--- start Task material ---

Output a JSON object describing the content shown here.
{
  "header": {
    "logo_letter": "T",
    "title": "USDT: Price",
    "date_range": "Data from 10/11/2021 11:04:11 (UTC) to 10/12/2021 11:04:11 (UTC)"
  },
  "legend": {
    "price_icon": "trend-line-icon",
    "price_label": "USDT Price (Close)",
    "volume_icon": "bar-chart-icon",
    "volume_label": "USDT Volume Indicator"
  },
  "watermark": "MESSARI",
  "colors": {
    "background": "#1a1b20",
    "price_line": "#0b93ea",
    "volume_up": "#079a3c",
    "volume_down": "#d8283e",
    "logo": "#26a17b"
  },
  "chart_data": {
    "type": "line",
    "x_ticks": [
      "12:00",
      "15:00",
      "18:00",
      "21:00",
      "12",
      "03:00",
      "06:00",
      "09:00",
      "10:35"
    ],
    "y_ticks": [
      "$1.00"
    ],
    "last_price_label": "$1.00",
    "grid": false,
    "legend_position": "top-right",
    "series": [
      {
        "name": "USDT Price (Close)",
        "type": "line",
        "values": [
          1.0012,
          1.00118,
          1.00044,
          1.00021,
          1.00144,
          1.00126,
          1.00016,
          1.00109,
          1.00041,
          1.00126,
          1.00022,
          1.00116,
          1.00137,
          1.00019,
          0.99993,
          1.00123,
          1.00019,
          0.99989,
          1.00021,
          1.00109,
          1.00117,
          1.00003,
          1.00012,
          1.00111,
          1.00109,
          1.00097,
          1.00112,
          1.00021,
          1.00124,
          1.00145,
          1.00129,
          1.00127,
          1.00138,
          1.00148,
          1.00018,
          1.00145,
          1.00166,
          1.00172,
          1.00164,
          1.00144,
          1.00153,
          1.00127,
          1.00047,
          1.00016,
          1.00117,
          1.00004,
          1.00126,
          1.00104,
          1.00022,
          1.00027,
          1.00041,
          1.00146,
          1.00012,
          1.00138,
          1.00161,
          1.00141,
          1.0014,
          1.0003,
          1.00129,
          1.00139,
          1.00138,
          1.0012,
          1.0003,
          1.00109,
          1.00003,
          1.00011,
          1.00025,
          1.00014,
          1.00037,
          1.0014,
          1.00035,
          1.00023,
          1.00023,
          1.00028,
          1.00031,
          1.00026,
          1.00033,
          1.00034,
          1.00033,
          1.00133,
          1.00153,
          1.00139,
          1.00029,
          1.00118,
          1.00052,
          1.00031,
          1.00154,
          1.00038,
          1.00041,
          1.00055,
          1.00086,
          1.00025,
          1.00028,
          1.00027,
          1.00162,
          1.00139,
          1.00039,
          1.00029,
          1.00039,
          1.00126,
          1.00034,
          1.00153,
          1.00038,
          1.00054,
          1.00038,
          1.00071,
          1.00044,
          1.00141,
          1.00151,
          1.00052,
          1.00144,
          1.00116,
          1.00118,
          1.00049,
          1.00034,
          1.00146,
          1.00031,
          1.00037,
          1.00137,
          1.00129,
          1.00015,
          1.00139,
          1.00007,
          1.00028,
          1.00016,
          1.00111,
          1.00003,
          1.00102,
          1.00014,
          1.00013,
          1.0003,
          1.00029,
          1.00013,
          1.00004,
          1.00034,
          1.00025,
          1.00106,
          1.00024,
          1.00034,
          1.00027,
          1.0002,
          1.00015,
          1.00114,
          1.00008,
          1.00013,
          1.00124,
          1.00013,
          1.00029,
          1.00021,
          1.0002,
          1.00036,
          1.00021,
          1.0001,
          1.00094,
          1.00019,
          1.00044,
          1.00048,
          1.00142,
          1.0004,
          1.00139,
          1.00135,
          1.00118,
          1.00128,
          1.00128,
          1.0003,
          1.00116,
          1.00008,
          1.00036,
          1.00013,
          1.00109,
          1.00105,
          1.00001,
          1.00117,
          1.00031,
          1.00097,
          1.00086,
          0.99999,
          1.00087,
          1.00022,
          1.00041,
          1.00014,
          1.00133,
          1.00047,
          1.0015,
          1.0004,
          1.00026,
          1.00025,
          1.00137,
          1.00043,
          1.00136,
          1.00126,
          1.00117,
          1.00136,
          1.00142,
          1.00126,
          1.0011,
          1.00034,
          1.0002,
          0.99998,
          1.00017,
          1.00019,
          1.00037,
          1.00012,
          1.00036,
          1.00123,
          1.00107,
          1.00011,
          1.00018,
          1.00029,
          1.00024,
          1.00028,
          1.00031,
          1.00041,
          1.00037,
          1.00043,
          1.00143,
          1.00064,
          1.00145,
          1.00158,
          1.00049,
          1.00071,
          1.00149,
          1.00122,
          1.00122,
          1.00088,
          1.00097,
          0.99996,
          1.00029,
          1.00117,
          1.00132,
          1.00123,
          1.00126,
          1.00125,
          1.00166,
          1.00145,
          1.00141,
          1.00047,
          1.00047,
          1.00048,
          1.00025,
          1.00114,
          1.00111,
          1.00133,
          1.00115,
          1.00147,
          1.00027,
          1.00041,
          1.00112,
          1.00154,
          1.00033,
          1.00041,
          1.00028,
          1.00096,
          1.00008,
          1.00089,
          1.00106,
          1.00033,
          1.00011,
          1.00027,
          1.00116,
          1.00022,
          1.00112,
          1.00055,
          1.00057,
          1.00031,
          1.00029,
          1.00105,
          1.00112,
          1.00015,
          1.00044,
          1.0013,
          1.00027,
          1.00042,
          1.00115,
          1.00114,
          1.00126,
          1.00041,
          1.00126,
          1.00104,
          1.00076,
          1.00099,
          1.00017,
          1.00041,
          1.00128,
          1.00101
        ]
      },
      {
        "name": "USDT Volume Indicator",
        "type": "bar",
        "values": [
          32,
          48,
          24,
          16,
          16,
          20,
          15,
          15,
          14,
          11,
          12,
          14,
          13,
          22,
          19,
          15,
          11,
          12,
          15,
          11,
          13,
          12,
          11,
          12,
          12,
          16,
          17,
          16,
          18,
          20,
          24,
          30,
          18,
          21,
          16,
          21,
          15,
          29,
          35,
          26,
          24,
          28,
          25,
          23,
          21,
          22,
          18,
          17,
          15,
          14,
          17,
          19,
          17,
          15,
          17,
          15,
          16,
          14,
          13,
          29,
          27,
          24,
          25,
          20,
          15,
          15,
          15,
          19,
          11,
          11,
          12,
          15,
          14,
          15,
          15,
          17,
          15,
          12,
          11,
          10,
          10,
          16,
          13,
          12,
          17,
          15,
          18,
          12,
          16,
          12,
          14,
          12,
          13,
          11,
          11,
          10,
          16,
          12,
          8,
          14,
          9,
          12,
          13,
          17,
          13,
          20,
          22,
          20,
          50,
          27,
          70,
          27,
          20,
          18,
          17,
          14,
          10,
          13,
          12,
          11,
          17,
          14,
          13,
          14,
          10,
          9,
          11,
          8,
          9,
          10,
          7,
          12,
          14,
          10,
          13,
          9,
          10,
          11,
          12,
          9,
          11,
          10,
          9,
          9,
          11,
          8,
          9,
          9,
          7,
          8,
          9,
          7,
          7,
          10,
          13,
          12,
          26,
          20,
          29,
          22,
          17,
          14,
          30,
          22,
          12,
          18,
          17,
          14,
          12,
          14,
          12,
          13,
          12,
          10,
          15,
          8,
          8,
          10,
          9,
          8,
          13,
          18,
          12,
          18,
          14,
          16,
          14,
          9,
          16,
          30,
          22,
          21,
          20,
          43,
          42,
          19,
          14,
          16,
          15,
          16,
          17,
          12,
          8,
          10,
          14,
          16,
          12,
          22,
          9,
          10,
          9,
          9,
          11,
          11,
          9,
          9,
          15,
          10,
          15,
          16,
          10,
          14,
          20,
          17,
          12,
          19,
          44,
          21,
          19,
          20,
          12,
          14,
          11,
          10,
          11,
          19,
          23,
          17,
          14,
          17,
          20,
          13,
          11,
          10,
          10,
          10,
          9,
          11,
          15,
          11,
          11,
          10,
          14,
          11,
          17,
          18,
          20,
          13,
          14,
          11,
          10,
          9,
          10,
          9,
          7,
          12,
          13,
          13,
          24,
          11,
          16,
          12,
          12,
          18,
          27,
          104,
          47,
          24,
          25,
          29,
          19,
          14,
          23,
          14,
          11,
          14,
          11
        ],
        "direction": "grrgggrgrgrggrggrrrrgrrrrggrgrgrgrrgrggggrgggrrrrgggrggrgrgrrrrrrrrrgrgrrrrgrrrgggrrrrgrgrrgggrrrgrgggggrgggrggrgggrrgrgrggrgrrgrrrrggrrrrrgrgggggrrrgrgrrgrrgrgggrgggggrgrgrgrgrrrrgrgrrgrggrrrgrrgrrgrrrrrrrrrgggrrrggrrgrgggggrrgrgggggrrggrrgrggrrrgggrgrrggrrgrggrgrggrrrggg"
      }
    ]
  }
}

--- end Task material ---

Problem to work on
List every line in the records above that contains the word "icon".

Answer to the task
    "price_icon": "trend-line-icon",
    "volume_icon": "bar-chart-icon",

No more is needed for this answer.